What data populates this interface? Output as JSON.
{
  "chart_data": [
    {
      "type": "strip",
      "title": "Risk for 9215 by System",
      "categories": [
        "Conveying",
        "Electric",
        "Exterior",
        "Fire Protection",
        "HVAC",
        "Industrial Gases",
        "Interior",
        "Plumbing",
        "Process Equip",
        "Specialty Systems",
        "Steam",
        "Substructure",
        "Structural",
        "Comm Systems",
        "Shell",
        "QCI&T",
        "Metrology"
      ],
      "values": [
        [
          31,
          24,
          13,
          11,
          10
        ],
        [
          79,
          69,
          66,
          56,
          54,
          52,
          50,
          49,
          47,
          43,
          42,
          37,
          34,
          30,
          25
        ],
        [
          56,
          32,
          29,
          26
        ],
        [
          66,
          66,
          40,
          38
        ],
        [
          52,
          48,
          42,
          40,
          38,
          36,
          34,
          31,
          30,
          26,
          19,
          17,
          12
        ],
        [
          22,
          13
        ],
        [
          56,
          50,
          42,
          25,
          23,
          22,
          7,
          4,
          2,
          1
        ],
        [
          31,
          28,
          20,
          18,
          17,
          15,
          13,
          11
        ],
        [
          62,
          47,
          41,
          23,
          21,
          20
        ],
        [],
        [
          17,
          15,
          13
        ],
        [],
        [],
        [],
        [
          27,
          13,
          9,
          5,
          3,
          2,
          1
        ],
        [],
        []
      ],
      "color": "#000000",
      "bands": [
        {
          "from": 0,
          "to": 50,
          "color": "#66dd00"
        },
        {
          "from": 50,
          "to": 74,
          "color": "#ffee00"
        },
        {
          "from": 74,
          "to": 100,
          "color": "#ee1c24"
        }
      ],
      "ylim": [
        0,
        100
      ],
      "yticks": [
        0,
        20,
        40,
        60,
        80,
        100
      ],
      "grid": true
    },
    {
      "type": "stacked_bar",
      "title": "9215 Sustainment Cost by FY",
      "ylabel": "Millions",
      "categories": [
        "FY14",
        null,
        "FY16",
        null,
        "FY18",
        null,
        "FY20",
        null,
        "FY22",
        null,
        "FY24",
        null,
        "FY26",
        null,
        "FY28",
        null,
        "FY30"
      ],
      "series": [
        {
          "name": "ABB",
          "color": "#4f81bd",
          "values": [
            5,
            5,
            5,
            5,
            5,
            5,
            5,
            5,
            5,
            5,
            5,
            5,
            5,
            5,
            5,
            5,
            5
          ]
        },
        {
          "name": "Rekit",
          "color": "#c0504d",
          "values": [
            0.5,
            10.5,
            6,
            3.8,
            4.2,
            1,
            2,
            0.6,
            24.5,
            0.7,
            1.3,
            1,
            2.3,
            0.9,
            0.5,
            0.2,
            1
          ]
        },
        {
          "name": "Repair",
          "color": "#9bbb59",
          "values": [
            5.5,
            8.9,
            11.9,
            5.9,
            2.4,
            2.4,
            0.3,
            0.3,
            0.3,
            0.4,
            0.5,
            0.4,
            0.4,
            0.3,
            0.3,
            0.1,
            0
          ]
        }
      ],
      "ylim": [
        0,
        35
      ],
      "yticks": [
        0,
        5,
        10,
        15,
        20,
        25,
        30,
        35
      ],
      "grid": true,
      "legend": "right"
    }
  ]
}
◇ ◇ ◇ ◇
Where a line holds "title", copy that line.

■ CORRECT RESULT
      "title": "Risk for 9215 by System",
      "title": "9215 Sustainment Cost by FY",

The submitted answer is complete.